SET TASK:
All of the records below should be output exactly.

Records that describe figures
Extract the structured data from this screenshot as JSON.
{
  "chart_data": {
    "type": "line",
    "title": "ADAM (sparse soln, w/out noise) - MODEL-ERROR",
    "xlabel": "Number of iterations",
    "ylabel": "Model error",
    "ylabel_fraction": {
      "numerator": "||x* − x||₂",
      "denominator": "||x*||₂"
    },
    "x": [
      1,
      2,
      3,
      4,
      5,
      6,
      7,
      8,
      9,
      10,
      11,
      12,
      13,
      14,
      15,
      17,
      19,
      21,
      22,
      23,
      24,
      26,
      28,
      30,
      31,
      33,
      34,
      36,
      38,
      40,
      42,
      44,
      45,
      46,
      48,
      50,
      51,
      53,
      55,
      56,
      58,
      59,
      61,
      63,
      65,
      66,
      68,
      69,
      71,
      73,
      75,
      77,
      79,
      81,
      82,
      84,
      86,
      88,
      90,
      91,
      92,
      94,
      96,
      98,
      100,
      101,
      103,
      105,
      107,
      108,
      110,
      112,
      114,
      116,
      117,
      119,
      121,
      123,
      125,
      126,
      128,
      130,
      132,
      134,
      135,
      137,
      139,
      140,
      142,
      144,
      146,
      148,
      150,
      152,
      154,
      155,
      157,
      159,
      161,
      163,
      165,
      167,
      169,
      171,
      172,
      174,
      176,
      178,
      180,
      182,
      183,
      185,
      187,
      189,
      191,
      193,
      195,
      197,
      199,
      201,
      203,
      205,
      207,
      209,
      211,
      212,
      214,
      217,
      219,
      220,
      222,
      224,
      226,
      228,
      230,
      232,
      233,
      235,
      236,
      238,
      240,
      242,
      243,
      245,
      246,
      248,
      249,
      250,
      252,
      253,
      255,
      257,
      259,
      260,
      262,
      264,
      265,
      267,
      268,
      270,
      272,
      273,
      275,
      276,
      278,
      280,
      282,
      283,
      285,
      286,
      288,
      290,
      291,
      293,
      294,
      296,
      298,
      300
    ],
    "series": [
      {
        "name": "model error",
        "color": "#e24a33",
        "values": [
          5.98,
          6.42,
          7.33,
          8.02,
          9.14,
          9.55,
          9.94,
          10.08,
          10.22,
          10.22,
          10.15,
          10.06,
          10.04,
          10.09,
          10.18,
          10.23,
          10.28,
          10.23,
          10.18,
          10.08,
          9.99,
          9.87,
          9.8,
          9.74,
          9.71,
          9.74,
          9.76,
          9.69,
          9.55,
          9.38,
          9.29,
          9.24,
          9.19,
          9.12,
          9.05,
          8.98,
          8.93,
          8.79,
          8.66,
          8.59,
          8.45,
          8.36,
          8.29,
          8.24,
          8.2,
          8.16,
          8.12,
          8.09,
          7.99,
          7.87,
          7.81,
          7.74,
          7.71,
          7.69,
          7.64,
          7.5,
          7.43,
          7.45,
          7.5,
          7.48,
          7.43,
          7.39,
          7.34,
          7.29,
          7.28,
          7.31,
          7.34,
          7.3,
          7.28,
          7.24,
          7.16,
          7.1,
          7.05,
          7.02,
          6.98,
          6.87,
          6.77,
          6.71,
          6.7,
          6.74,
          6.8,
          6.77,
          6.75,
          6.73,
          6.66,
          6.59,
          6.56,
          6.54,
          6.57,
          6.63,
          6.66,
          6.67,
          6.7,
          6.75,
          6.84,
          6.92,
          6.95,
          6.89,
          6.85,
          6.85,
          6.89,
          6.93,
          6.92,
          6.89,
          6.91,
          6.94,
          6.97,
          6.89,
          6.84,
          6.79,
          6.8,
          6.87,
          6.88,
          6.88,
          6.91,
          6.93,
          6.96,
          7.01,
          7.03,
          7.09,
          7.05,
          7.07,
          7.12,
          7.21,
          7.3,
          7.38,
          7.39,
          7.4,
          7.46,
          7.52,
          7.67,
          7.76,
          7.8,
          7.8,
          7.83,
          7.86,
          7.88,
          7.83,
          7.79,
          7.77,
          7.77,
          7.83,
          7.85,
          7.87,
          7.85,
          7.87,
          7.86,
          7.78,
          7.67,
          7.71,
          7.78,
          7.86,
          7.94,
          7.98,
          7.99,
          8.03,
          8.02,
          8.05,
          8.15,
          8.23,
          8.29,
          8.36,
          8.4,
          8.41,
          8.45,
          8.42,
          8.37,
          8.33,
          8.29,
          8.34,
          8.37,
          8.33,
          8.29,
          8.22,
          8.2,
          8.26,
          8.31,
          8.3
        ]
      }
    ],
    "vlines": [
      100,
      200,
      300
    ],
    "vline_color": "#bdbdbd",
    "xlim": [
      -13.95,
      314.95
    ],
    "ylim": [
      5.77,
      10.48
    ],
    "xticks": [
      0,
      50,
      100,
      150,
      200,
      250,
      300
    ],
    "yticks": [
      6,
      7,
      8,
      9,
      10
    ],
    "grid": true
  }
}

ANSWER TO THE TASK:
Extract the structured data from this screenshot as JSON.
{
  "chart_data": {
    "type": "line",
    "title": "ADAM (sparse soln, w/out noise) - MODEL-ERROR",
    "xlabel": "Number of iterations",
    "ylabel": "Model error",
    "ylabel_fraction": {
      "numerator": "||x* − x||₂",
      "denominator": "||x*||₂"
    },
    "x": [
      1,
      2,
      3,
      4,
      5,
      6,
      7,
      8,
      9,
      10,
      11,
      12,
      13,
      14,
      15,
      17,
      19,
      21,
      22,
      23,
      24,
      26,
      28,
      30,
      31,
      33,
      34,
      36,
      38,
      40,
      42,
      44,
      45,
      46,
      48,
      50,
      51,
      53,
      55,
      56,
      58,
      59,
      61,
      63,
      65,
      66,
      68,
      69,
      71,
      73,
      75,
      77,
      79,
      81,
      82,
      84,
      86,
      88,
      90,
      91,
      92,
      94,
      96,
      98,
      100,
      101,
      103,
      105,
      107,
      108,
      110,
      112,
      114,
      116,
      117,
      119,
      121,
      123,
      125,
      126,
      128,
      130,
      132,
      134,
      135,
      137,
      139,
      140,
      142,
      144,
      146,
      148,
      150,
      152,
      154,
      155,
      157,
      159,
      161,
      163,
      165,
      167,
      169,
      171,
      172,
      174,
      176,
      178,
      180,
      182,
      183,
      185,
      187,
      189,
      191,
      193,
      195,
      197,
      199,
      201,
      203,
      205,
      207,
      209,
      211,
      212,
      214,
      217,
      219,
      220,
      222,
      224,
      226,
      228,
      230,
      232,
      233,
      235,
      236,
      238,
      240,
      242,
      243,
      245,
      246,
      248,
      249,
      250,
      252,
      253,
      255,
      257,
      259,
      260,
      262,
      264,
      265,
      267,
      268,
      270,
      272,
      273,
      275,
      276,
      278,
      280,
      282,
      283,
      285,
      286,
      288,
      290,
      291,
      293,
      294,
      296,
      298,
      300
    ],
    "series": [
      {
        "name": "model error",
        "color": "#e24a33",
        "values": [
          5.98,
          6.42,
          7.33,
          8.02,
          9.14,
          9.55,
          9.94,
          10.08,
          10.22,
          10.22,
          10.15,
          10.06,
          10.04,
          10.09,
          10.18,
          10.23,
          10.28,
          10.23,
          10.18,
          10.08,
          9.99,
          9.87,
          9.8,
          9.74,
          9.71,
          9.74,
          9.76,
          9.69,
          9.55,
          9.38,
          9.29,
          9.24,
          9.19,
          9.12,
          9.05,
          8.98,
          8.93,
          8.79,
          8.66,
          8.59,
          8.45,
          8.36,
          8.29,
          8.24,
          8.2,
          8.16,
          8.12,
          8.09,
          7.99,
          7.87,
          7.81,
          7.74,
          7.71,
          7.69,
          7.64,
          7.5,
          7.43,
          7.45,
          7.5,
          7.48,
          7.43,
          7.39,
          7.34,
          7.29,
          7.28,
          7.31,
          7.34,
          7.3,
          7.28,
          7.24,
          7.16,
          7.1,
          7.05,
          7.02,
          6.98,
          6.87,
          6.77,
          6.71,
          6.7,
          6.74,
          6.8,
          6.77,
          6.75,
          6.73,
          6.66,
          6.59,
          6.56,
          6.54,
          6.57,
          6.63,
          6.66,
          6.67,
          6.7,
          6.75,
          6.84,
          6.92,
          6.95,
          6.89,
          6.85,
          6.85,
          6.89,
          6.93,
          6.92,
          6.89,
          6.91,
          6.94,
          6.97,
          6.89,
          6.84,
          6.79,
          6.8,
          6.87,
          6.88,
          6.88,
          6.91,
          6.93,
          6.96,
          7.01,
          7.03,
          7.09,
          7.05,
          7.07,
          7.12,
          7.21,
          7.3,
          7.38,
          7.39,
          7.4,
          7.46,
          7.52,
          7.67,
          7.76,
          7.8,
          7.8,
          7.83,
          7.86,
          7.88,
          7.83,
          7.79,
          7.77,
          7.77,
          7.83,
          7.85,
          7.87,
          7.85,
          7.87,
          7.86,
          7.78,
          7.67,
          7.71,
          7.78,
          7.86,
          7.94,
          7.98,
          7.99,
          8.03,
          8.02,
          8.05,
          8.15,
          8.23,
          8.29,
          8.36,
          8.4,
          8.41,
          8.45,
          8.42,
          8.37,
          8.33,
          8.29,
          8.34,
          8.37,
          8.33,
          8.29,
          8.22,
          8.2,
          8.26,
          8.31,
          8.3
        ]
      }
    ],
    "vlines": [
      100,
      200,
      300
    ],
    "vline_color": "#bdbdbd",
    "xlim": [
      -13.95,
      314.95
    ],
    "ylim": [
      5.77,
      10.48
    ],
    "xticks": [
      0,
      50,
      100,
      150,
      200,
      250,
      300
    ],
    "yticks": [
      6,
      7,
      8,
      9,
      10
    ],
    "grid": true
  }
}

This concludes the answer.